» **Source material**:
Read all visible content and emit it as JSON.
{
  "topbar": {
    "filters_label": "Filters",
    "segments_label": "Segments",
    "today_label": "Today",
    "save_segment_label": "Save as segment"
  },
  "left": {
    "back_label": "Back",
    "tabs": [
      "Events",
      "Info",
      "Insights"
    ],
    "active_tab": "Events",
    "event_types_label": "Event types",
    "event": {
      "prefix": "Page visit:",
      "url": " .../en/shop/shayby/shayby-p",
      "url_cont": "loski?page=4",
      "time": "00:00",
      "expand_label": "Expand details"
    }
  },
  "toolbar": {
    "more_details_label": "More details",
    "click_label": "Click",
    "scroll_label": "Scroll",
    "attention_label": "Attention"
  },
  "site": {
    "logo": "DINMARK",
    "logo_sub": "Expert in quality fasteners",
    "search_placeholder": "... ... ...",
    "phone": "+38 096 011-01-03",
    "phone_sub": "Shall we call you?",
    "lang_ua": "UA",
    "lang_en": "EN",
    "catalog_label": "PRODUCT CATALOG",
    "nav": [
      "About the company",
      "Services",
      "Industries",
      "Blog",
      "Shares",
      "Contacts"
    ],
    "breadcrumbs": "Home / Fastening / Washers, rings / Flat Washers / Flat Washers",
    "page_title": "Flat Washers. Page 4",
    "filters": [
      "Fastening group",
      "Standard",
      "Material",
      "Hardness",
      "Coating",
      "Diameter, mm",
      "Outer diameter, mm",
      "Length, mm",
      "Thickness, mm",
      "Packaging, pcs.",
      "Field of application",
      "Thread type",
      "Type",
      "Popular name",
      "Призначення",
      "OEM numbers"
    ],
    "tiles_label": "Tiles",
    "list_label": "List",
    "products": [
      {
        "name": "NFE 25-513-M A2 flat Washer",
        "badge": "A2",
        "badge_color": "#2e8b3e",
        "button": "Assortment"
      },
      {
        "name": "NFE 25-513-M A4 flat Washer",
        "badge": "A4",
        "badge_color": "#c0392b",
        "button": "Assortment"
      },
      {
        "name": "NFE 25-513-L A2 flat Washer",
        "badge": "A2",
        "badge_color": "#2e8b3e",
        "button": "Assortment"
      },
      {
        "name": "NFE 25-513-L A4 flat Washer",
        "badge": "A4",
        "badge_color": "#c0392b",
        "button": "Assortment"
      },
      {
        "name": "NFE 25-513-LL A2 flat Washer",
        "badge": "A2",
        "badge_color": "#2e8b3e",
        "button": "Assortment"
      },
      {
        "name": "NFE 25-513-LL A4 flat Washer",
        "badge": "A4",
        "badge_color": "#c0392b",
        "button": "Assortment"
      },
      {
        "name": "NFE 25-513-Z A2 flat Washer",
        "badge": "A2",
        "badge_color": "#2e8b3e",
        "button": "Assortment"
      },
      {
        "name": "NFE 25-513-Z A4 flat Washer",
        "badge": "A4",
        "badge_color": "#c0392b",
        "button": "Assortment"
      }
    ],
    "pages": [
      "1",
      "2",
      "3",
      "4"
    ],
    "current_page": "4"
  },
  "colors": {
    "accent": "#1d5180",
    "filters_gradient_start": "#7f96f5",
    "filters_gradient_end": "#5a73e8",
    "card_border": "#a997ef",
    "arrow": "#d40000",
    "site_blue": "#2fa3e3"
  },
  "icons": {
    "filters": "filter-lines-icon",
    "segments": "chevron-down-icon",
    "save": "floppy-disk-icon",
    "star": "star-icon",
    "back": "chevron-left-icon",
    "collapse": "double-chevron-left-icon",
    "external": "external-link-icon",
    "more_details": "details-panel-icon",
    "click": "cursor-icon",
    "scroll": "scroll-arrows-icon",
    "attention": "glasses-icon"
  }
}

» **Task brief**: Your task is to print the whole listing again exactly.

» **Result**:
Read all visible content and emit it as JSON.
{
  "topbar": {
    "filters_label": "Filters",
    "segments_label": "Segments",
    "today_label": "Today",
    "save_segment_label": "Save as segment"
  },
  "left": {
    "back_label": "Back",
    "tabs": [
      "Events",
      "Info",
      "Insights"
    ],
    "active_tab": "Events",
    "event_types_label": "Event types",
    "event": {
      "prefix": "Page visit:",
      "url": " .../en/shop/shayby/shayby-p",
      "url_cont": "loski?page=4",
      "time": "00:00",
      "expand_label": "Expand details"
    }
  },
  "toolbar": {
    "more_details_label": "More details",
    "click_label": "Click",
    "scroll_label": "Scroll",
    "attention_label": "Attention"
  },
  "site": {
    "logo": "DINMARK",
    "logo_sub": "Expert in quality fasteners",
    "search_placeholder": "... ... ...",
    "phone": "+38 096 011-01-03",
    "phone_sub": "Shall we call you?",
    "lang_ua": "UA",
    "lang_en": "EN",
    "catalog_label": "PRODUCT CATALOG",
    "nav": [
      "About the company",
      "Services",
      "Industries",
      "Blog",
      "Shares",
      "Contacts"
    ],
    "breadcrumbs": "Home / Fastening / Washers, rings / Flat Washers / Flat Washers",
    "page_title": "Flat Washers. Page 4",
    "filters": [
      "Fastening group",
      "Standard",
      "Material",
      "Hardness",
      "Coating",
      "Diameter, mm",
      "Outer diameter, mm",
      "Length, mm",
      "Thickness, mm",
      "Packaging, pcs.",
      "Field of application",
      "Thread type",
      "Type",
      "Popular name",
      "Призначення",
      "OEM numbers"
    ],
    "tiles_label": "Tiles",
    "list_label": "List",
    "products": [
      {
        "name": "NFE 25-513-M A2 flat Washer",
        "badge": "A2",
        "badge_color": "#2e8b3e",
        "button": "Assortment"
      },
      {
        "name": "NFE 25-513-M A4 flat Washer",
        "badge": "A4",
        "badge_color": "#c0392b",
        "button": "Assortment"
      },
      {
        "name": "NFE 25-513-L A2 flat Washer",
        "badge": "A2",
        "badge_color": "#2e8b3e",
        "button": "Assortment"
      },
      {
        "name": "NFE 25-513-L A4 flat Washer",
        "badge": "A4",
        "badge_color": "#c0392b",
        "button": "Assortment"
      },
      {
        "name": "NFE 25-513-LL A2 flat Washer",
        "badge": "A2",
        "badge_color": "#2e8b3e",
        "button": "Assortment"
      },
      {
        "name": "NFE 25-513-LL A4 flat Washer",
        "badge": "A4",
        "badge_color": "#c0392b",
        "button": "Assortment"
      },
      {
        "name": "NFE 25-513-Z A2 flat Washer",
        "badge": "A2",
        "badge_color": "#2e8b3e",
        "button": "Assortment"
      },
      {
        "name": "NFE 25-513-Z A4 flat Washer",
        "badge": "A4",
        "badge_color": "#c0392b",
        "button": "Assortment"
      }
    ],
    "pages": [
      "1",
      "2",
      "3",
      "4"
    ],
    "current_page": "4"
  },
  "colors": {
    "accent": "#1d5180",
    "filters_gradient_start": "#7f96f5",
    "filters_gradient_end": "#5a73e8",
    "card_border": "#a997ef",
    "arrow": "#d40000",
    "site_blue": "#2fa3e3"
  },
  "icons": {
    "filters": "filter-lines-icon",
    "segments": "chevron-down-icon",
    "save": "floppy-disk-icon",
    "star": "star-icon",
    "back": "chevron-left-icon",
    "collapse": "double-chevron-left-icon",
    "external": "external-link-icon",
    "more_details": "details-panel-icon",
    "click": "cursor-icon",
    "scroll": "scroll-arrows-icon",
    "attention": "glasses-icon"
  }
}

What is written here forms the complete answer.